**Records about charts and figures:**
══════
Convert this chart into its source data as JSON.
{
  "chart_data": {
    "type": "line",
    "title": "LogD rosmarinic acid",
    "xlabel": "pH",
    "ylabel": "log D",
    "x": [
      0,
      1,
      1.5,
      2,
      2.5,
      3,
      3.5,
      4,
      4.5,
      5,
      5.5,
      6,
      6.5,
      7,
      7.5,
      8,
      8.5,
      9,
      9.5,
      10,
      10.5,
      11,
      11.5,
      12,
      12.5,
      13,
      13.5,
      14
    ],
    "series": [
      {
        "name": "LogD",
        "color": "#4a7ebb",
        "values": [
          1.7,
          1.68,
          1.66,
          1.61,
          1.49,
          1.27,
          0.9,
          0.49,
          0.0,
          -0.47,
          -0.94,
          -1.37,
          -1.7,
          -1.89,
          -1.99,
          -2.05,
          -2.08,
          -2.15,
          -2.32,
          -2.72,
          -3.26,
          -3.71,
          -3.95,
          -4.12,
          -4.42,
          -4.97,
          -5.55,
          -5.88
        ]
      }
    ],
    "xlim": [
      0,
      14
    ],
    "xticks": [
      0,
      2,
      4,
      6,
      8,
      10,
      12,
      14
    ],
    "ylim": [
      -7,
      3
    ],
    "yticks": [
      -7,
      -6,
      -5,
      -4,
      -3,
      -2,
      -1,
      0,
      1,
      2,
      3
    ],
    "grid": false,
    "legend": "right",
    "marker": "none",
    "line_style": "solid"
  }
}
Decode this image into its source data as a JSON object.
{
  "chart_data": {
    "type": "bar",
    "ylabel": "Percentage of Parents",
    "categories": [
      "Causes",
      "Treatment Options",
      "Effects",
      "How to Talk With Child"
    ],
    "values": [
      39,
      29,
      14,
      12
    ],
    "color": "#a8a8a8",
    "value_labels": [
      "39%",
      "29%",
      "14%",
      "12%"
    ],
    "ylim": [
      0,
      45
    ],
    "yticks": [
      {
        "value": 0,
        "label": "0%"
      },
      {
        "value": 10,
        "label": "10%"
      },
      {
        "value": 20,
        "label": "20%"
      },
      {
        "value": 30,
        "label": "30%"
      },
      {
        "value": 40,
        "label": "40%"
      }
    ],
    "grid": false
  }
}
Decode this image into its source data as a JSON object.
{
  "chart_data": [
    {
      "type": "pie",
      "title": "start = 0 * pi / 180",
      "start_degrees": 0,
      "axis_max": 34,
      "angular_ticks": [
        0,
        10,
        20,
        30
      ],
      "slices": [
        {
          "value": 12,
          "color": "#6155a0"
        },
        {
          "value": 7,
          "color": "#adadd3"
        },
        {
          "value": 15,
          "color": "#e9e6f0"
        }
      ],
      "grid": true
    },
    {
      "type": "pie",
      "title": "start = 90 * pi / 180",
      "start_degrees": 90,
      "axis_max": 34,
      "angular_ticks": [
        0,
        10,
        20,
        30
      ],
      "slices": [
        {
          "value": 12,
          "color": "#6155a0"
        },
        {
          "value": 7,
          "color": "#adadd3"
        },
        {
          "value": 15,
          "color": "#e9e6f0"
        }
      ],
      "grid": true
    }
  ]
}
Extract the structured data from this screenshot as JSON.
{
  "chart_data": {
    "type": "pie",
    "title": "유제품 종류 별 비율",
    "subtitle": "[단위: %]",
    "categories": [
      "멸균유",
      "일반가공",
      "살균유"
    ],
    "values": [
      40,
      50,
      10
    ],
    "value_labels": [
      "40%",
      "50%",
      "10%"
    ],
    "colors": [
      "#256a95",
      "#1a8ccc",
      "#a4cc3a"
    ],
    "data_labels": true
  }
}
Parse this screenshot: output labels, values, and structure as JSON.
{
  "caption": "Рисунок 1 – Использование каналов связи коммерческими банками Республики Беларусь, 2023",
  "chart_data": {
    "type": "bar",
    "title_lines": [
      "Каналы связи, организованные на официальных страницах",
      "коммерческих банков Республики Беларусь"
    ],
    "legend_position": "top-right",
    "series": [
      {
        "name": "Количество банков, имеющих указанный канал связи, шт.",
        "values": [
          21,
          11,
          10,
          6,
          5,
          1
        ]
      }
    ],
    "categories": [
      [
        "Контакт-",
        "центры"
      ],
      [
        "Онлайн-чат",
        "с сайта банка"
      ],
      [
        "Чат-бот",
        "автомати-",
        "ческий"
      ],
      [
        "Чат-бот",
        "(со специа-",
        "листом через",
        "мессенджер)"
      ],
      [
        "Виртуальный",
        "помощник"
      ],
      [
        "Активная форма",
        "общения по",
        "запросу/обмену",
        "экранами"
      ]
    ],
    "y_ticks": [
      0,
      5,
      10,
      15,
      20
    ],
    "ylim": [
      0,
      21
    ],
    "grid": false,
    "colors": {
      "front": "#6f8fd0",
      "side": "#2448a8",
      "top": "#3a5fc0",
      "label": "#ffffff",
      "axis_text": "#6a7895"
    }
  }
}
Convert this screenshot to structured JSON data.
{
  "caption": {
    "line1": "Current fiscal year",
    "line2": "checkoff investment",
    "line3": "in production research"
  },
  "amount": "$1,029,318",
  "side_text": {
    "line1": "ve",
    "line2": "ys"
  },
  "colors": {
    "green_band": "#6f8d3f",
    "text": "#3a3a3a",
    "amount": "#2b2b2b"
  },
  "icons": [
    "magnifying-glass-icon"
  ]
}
══════
**Task goal:** From the line with "Convert this screenshot" to the last line of the material, give every line again exactly, and only those lines.

**Solution to this task:**
Convert this screenshot to structured JSON data.
{
  "caption": {
    "line1": "Current fiscal year",
    "line2": "checkoff investment",
    "line3": "in production research"
  },
  "amount": "$1,029,318",
  "side_text": {
    "line1": "ve",
    "line2": "ys"
  },
  "colors": {
    "green_band": "#6f8d3f",
    "text": "#3a3a3a",
    "amount": "#2b2b2b"
  },
  "icons": [
    "magnifying-glass-icon"
  ]
}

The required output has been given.